**ПРЕДОСТАВЛЕННЫЙ ФРАГМЕНТ:**
Я запросил у «Фонтана» пароль, но ответа не последовало. А в это время вступил в связь со мной настоящий наш «Фонтан» и подтвердил свое приказание продолжать выполнение задания

Стало ясно, что это была провокация со стороны противника, о чем я и доложил командиру.

Погода затрудняла боевые действия экипажей. На высоте 600-1000 м облачность 9-10 баллов. По ни облачность, ни хитрость противника ни густая завеса зенитного огня не в состоянии были сбить воздушные корабли с боевого курса.

Вот и цель. По сигналу ведущего бомбовый груз самолетов сброшен. Эшелоны, станция и прилегающие к ней строения, дороги покрылись клубами черного дыма, виднелись красные языки огня. Как факелы, запылали вражеские самолеты на аэродроме. Зенитная артиллерия была подавлена и не смогла помешать выполнению боевого задания.

Боевым разворотом самолеты легли на обратный курс. Посадка на аэродром производилась уже в сумерки. Врагу был нанесен большой урон. Эффективность удара подтверждена фотоснимками и донесением нашей наземной разведки. Мы не потеряли ни одного самолета.

На следующий день Совинформбюро передало по радио: «Подразделение, где командиром тов. Соколов, смелым налетом на вражеский аэродром и станцию уничтожило 23 немецких самолета, 100 вагонов с военными грузами и один паровоз».

При выполнении задания особенно отличились летчики Голованов, Долина, Ермолаев, Иноземцев, Коротаев, Приловецкий, Сергиенко, Соколов; штурманы Гомозов, Иванов, Козаков, Ломтев, Федяев; воздушные стрелки-радисты Александров, Магомедов, Меликов, Насыров, Репин.

За успешное выполнение боевого задания все участники этого вылета были удостоены высоких правительственных наград.

Майор запаса В. И. Харченко, бывший стрелок-радист 138 бап

Их имена должны быть известны

19 января 1945 г. совершил героический подвиг и погиб при выполнении боевой задачи командир эскадрильи 18-го бомбардировочного авиаполка капитан П. И. Псурцев. В тот день его эскадрилья получила приказ нанести бомбовый удар по железнодорожному узлу Освенцим, где находилось до 16 эшелонов с боевой техникой и войсками врага.

Капитан Псурцев знал, что в случае неточного бомбометания бомбы могут попасть в фашистские концентрационные лагеря, которые располагались рядом. А в них находились сотни тысяч узников — граждан СССР, Польши, Франции, Дании, Голландии и других стран Европы. Бомбовый удар по лагерю давал возможность гитлеровским преступникам объяснить массовое уничтожение заключенных гибелью якобы от русских бомб.

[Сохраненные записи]
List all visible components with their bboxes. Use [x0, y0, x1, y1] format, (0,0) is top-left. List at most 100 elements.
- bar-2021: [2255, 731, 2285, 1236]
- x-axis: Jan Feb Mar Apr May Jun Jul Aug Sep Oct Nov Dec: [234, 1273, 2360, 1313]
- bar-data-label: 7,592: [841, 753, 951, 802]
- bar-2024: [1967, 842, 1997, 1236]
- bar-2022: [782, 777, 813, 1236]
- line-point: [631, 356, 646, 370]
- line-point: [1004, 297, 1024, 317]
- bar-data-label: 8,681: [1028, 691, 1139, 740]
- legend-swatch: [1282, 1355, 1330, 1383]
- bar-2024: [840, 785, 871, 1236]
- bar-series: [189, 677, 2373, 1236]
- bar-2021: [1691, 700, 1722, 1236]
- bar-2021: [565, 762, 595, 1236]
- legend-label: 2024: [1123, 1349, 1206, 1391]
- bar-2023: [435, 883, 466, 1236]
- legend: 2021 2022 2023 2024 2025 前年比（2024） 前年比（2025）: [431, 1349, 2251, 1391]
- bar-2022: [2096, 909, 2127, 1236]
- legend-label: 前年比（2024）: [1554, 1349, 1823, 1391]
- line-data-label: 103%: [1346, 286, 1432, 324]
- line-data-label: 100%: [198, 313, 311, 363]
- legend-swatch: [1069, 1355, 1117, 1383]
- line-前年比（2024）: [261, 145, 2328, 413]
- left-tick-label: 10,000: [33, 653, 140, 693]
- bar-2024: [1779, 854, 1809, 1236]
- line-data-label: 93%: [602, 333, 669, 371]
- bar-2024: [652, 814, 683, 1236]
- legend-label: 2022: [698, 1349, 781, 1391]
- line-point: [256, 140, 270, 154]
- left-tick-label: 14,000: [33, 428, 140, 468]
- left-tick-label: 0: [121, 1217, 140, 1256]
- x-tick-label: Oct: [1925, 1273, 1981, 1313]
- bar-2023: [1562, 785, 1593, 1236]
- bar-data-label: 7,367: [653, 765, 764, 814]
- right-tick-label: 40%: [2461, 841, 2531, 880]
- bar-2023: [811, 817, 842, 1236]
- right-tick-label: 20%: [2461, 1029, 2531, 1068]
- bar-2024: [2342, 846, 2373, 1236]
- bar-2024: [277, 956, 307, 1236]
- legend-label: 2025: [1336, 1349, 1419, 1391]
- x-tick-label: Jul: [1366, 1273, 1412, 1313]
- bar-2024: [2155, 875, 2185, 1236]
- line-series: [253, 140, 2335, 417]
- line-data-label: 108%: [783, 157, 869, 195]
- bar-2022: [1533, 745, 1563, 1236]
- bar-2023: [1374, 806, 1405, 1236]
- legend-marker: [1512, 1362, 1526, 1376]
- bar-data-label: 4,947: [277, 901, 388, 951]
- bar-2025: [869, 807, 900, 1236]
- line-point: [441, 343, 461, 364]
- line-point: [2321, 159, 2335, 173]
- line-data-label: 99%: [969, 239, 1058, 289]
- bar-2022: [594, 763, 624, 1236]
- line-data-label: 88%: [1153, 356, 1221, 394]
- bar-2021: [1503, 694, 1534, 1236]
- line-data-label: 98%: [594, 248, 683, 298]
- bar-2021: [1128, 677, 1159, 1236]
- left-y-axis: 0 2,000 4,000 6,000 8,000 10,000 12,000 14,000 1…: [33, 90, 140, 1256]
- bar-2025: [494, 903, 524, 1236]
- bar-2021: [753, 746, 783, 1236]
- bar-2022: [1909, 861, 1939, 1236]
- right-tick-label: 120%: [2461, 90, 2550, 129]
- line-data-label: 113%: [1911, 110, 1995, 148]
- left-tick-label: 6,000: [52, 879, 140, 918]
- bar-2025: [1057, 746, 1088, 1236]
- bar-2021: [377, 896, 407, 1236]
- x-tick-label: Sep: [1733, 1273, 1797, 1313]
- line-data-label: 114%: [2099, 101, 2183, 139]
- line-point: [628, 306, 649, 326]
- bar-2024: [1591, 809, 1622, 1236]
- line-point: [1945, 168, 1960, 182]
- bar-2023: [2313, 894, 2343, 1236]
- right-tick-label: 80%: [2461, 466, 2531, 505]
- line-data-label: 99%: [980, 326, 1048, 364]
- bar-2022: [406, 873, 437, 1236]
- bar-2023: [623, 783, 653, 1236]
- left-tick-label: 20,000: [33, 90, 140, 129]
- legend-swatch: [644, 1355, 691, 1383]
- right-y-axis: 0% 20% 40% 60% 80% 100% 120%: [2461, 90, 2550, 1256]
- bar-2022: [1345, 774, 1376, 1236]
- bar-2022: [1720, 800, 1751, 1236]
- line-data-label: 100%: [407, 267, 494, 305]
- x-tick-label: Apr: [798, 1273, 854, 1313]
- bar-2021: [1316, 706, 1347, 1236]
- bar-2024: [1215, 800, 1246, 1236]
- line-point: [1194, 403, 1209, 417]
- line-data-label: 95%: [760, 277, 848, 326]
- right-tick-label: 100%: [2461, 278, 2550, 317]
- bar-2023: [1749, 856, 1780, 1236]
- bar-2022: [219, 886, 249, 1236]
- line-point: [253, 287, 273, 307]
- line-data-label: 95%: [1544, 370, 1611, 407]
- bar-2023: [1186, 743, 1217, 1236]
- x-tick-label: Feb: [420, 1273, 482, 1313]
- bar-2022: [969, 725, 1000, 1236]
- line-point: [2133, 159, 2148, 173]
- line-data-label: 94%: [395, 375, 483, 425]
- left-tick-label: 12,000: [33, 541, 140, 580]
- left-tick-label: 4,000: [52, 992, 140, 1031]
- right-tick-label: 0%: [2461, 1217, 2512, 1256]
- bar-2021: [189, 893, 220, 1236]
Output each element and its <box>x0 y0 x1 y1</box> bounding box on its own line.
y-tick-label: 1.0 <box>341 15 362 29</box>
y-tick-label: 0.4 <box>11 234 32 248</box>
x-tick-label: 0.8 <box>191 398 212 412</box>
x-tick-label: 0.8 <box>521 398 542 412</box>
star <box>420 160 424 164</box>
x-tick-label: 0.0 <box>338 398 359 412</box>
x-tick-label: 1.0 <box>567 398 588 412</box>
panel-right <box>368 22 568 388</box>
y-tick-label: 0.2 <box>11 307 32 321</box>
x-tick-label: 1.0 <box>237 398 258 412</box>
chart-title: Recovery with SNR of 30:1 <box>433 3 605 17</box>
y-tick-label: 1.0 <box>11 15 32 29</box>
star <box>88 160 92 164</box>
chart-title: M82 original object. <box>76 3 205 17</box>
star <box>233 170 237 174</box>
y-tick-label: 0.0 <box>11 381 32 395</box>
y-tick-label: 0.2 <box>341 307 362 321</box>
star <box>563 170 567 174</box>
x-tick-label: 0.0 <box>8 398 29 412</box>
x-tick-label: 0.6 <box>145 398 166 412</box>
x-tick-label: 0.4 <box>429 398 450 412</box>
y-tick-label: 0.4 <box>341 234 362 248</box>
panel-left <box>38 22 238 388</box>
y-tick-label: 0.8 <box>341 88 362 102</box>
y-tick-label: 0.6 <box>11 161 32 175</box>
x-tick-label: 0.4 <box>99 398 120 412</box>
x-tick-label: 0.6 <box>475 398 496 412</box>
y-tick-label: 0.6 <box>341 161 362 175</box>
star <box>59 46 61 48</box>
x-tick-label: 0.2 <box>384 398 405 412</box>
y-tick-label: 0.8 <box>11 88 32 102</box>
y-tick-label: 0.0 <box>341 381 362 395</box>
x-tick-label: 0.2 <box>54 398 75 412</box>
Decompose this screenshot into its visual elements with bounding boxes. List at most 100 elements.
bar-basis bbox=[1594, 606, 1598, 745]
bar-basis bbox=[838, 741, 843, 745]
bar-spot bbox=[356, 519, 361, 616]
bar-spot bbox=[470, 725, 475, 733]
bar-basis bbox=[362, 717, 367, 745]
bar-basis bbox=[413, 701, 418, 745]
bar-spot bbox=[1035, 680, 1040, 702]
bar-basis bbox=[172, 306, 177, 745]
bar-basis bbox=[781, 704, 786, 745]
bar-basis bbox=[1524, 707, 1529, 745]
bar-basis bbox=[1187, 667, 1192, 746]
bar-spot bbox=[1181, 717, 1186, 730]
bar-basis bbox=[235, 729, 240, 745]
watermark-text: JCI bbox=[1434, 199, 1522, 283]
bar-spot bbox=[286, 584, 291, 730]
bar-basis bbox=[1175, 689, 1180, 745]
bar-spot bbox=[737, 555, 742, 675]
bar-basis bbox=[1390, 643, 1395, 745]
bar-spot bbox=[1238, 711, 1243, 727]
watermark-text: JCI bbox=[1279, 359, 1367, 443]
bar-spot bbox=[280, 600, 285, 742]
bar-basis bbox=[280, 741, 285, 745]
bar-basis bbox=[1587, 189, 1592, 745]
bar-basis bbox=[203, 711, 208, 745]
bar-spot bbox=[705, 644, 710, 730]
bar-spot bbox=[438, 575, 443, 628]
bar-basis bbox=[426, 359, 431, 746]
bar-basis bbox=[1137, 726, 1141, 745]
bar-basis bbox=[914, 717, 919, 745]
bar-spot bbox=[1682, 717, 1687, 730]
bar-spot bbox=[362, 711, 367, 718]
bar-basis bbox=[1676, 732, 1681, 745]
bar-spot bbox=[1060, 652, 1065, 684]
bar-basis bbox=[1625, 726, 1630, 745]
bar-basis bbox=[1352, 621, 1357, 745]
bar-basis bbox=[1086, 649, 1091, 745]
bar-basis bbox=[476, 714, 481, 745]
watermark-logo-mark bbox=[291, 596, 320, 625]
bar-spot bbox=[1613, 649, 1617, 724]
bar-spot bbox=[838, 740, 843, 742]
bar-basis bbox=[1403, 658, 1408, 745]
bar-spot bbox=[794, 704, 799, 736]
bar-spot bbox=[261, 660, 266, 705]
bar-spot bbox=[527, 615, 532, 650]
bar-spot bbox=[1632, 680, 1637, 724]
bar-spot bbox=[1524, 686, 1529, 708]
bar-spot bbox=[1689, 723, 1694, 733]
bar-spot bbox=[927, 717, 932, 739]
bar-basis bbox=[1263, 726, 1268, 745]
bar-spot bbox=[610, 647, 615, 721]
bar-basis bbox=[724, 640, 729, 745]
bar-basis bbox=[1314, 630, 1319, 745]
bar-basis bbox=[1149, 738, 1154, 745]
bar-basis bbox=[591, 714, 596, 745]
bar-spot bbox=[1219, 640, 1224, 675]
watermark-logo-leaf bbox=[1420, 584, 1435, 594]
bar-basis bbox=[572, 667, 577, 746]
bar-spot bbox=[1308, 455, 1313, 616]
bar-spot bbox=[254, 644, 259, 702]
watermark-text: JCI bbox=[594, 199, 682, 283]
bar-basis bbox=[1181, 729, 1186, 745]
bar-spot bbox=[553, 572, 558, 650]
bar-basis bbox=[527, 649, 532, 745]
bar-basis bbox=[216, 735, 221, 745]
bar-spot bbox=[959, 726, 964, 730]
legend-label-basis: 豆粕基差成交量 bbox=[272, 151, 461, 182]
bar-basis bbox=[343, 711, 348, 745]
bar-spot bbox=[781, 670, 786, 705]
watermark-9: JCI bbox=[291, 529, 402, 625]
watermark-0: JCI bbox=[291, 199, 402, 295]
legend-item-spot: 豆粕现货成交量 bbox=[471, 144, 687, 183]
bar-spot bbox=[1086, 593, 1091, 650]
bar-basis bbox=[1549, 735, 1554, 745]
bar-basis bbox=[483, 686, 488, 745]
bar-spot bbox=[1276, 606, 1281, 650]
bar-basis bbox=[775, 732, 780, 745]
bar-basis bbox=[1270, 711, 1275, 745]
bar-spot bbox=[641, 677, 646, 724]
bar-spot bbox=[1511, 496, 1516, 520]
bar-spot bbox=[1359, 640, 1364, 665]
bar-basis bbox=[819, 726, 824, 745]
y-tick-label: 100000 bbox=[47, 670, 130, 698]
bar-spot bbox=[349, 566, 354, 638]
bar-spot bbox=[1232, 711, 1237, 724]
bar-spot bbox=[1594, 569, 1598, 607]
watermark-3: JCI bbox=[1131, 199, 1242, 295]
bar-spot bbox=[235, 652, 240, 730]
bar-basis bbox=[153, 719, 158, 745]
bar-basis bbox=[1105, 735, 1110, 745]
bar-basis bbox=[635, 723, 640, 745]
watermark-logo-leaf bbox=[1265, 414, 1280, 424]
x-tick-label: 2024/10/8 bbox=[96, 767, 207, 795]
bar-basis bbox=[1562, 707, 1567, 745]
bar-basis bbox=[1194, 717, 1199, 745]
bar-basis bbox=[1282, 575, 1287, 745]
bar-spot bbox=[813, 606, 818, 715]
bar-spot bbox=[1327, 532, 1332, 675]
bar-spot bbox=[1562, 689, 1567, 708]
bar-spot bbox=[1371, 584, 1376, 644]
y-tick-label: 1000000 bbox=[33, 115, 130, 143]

**ОПИСАНИЕ ЗАДАНИЯ:** Продолжите фрагмент о боевых вылетах советских бомбардировщиков, начав сразу после его последнего предложения.

**РЕЗУЛЬТАТ ЗАДАНИЯ:**
Из-за сильной облачности группа капитана Псурцева несколько раз меняла высоту. Железнодорожный узел был закрыт дымкой. Пришлось снизиться до 1700 м и сделать холостой заход.

Однако холостой заход эскадрильи, а также ее выход под облака (нижняя кромка облачности всегда пристреливается зенитчиками) позволили противнику прицельно обстрелять группу капитана Псурцева всеми десятью батареями зенитной артиллерии. Самолет капитана Псурцева был подбит прямым попаданием снаряда. У него вырвало мотор, разрушило кабину. Сам Псурцев был ранен в лицо и левую руку.

Эскадрилья со второго захода отбомбилась точно по цели и, ведя бой с зенитными батареями врага, с правым разворотом взяла курс на базу.

А самолет командира в сопровождении двух истребителей развернулся и, теряя высоту, ушел от группы. [347] Капитан Псурцев сбил пламя и повел машину к линии фронта, пытаясь дотянуть до своей территории. Экипаж не покинул самолета. Штурман помогал раненому летчику пилотировать машину, а стрелок-радист прикрывал самолет огнем пулеметов.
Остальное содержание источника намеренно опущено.